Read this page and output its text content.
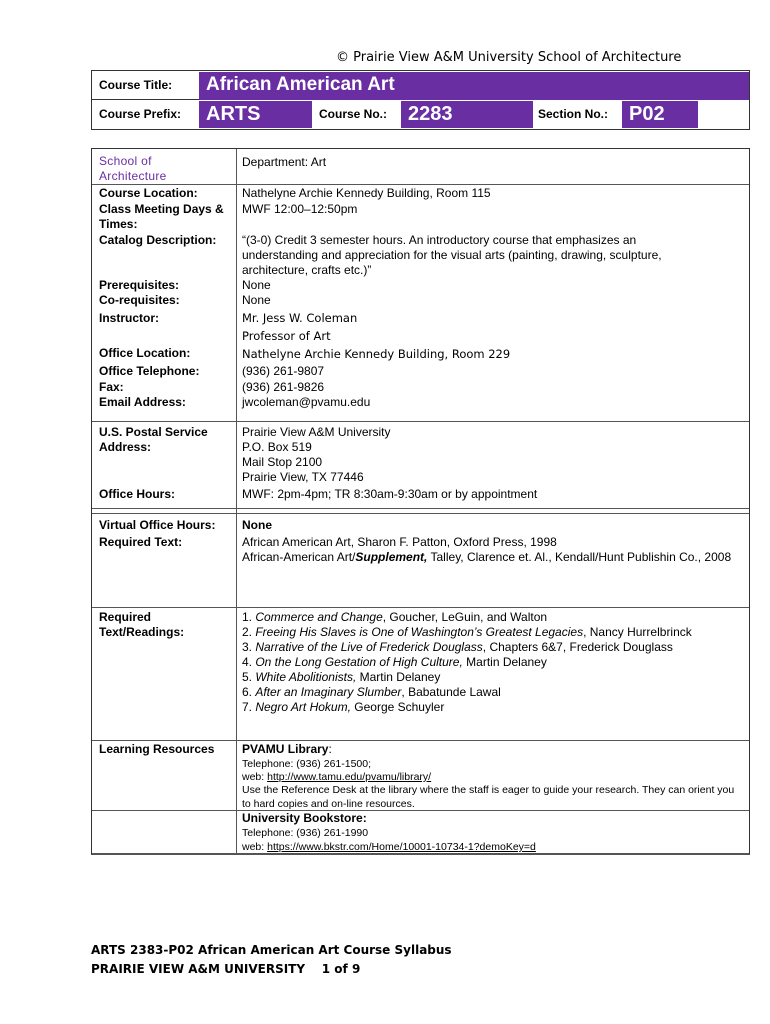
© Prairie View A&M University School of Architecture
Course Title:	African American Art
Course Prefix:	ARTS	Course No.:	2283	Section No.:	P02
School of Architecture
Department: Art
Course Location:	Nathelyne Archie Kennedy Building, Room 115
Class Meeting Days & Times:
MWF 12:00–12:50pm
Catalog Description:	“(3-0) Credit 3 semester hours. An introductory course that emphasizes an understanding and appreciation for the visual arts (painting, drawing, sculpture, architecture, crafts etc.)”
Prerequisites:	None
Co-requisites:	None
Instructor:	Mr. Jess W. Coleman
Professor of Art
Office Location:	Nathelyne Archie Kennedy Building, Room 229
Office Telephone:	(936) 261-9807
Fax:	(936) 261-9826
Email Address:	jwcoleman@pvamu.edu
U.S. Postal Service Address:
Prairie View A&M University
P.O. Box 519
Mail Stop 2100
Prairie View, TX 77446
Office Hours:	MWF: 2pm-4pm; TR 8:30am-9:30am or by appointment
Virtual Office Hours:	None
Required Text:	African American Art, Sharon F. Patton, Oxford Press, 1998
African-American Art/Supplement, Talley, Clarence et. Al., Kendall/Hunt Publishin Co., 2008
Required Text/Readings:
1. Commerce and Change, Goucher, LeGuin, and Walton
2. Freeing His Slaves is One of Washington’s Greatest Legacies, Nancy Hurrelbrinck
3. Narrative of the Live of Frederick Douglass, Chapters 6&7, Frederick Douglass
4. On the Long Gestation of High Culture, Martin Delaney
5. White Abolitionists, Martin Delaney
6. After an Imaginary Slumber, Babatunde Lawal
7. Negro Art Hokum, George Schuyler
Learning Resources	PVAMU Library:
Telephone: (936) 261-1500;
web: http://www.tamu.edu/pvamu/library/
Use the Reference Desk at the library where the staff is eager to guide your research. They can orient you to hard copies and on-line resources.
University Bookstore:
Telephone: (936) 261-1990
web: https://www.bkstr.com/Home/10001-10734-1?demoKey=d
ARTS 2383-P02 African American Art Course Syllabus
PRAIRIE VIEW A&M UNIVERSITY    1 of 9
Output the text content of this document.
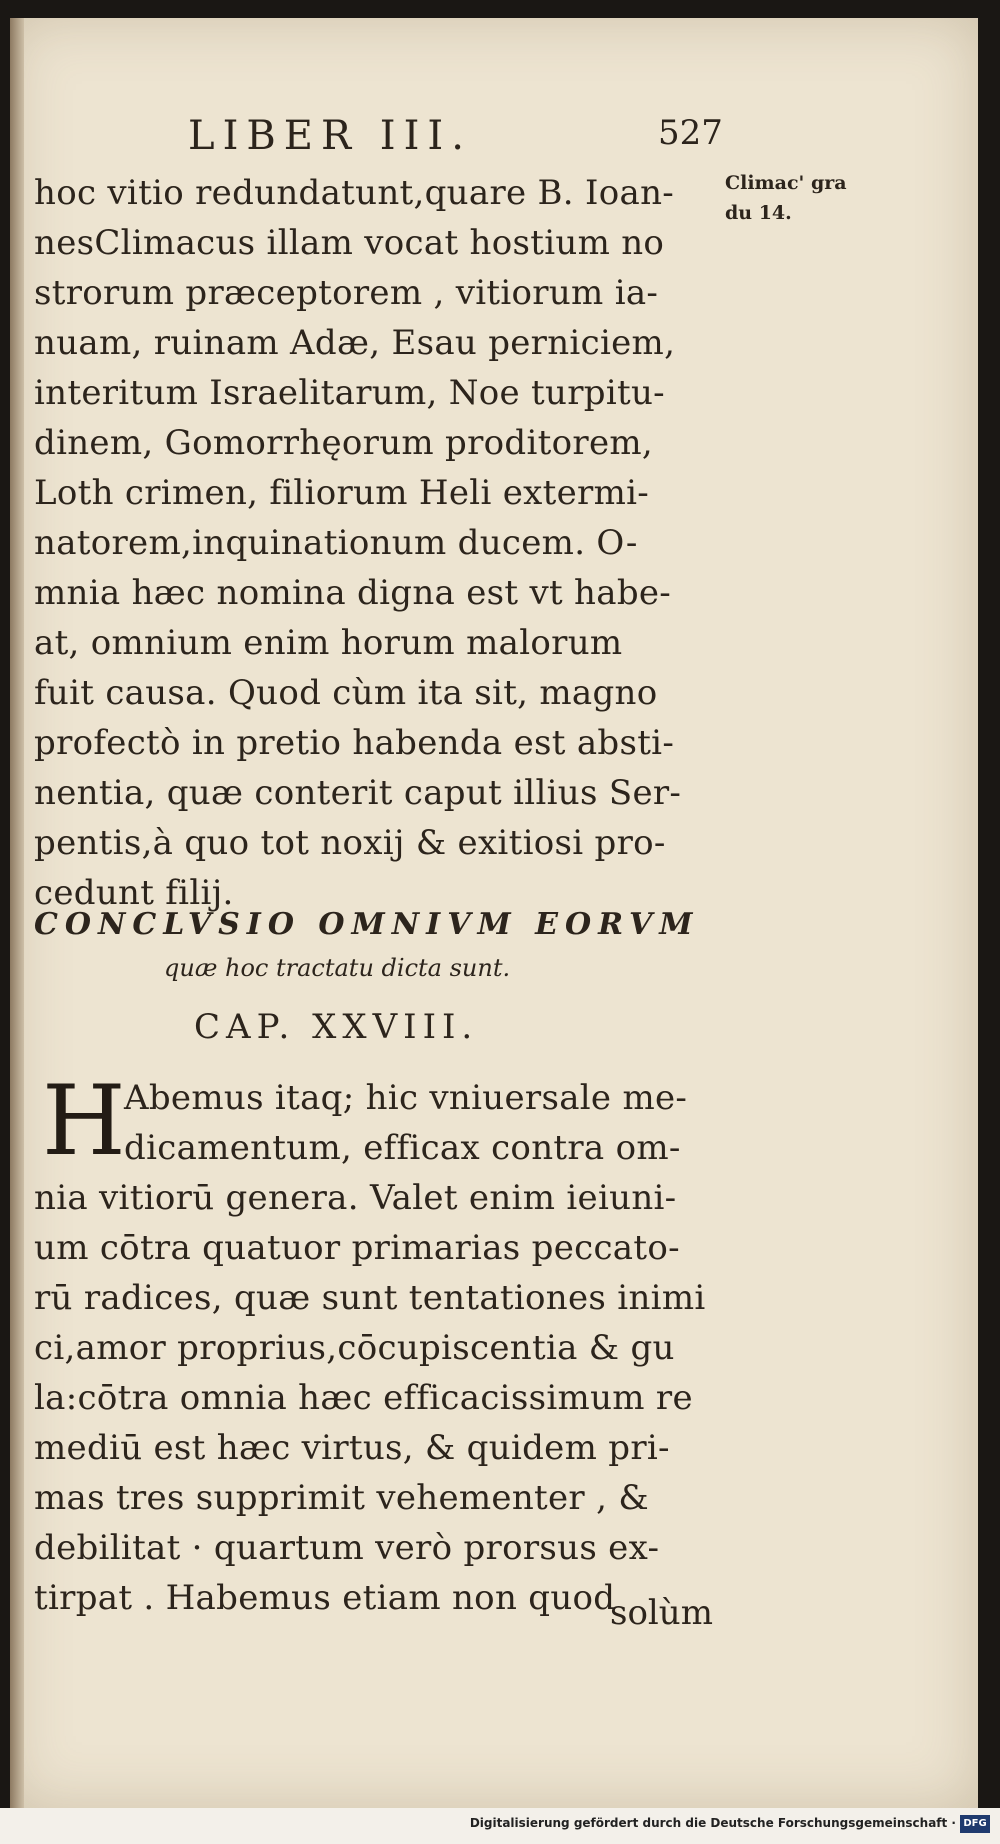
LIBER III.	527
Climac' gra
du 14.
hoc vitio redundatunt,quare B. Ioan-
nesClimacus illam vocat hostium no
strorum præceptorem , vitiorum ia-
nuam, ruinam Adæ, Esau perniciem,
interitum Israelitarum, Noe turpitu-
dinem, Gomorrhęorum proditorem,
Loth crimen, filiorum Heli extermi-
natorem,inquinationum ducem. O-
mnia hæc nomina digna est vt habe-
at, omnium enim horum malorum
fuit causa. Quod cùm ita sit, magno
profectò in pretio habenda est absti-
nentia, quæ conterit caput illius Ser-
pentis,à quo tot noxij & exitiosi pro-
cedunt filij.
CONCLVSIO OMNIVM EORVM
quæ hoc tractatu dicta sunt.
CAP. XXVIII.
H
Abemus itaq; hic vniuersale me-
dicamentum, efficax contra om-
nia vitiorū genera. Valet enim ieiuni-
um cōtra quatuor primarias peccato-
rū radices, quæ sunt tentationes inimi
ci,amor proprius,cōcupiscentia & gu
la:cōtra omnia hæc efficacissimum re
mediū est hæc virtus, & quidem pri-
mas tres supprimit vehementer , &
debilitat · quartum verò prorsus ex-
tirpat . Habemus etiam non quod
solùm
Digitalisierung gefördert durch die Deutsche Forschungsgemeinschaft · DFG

--------------------

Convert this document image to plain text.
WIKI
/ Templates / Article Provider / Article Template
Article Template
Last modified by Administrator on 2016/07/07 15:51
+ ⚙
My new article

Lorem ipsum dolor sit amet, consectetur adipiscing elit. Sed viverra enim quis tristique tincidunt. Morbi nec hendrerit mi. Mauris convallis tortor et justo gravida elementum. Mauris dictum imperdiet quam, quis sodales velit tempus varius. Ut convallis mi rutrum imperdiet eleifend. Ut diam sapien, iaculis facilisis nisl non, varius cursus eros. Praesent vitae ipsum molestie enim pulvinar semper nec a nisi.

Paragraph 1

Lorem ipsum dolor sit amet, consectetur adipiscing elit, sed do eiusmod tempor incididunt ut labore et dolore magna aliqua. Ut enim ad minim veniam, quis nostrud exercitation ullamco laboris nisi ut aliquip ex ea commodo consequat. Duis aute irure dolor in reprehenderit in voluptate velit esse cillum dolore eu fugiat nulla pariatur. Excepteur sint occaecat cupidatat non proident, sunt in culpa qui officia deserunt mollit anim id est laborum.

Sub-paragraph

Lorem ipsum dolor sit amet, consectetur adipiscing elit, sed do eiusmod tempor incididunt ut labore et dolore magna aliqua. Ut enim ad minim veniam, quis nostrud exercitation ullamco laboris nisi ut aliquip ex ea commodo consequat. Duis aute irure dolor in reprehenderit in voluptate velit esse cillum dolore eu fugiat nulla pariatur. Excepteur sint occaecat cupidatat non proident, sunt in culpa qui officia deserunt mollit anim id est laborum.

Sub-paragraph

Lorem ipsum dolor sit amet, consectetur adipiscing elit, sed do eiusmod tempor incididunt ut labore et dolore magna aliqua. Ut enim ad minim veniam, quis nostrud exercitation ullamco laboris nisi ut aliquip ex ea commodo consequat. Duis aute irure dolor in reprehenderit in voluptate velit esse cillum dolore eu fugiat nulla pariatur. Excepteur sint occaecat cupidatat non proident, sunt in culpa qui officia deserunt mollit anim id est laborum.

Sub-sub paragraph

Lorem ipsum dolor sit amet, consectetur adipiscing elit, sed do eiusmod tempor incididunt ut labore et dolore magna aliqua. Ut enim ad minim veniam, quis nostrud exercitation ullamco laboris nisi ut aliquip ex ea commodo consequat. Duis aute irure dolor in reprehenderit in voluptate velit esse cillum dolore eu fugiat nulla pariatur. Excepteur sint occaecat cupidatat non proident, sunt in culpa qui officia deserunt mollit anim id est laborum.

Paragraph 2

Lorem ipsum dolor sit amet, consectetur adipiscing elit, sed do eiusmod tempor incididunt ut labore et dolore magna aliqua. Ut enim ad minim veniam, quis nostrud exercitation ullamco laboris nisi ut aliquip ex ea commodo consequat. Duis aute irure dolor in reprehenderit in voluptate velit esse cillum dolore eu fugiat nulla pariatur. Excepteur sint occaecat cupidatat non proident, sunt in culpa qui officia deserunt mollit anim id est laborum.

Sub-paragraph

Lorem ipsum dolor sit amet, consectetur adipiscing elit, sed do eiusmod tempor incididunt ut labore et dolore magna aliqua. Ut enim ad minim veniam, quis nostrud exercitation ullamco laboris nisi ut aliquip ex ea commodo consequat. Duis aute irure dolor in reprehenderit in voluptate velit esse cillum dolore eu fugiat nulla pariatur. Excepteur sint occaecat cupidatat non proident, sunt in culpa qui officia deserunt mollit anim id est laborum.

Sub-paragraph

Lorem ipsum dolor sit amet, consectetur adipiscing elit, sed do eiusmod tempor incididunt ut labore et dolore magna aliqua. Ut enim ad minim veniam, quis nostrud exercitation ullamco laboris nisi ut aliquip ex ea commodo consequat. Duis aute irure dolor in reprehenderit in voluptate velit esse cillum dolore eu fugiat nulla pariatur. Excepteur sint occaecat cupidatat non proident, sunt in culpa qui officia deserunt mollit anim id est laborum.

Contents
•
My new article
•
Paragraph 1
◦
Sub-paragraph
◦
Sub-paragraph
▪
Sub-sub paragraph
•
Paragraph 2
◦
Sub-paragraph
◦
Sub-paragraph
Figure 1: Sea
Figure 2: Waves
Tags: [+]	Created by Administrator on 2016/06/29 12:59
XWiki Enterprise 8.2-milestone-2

--------------------

WHAT TO WORK ON
Report each line in the data that holds the word "Nathelyne".

TASK ANSWER
Course Location:	Nathelyne Archie Kennedy Building, Room 115
Office Location:	Nathelyne Archie Kennedy Building, Room 229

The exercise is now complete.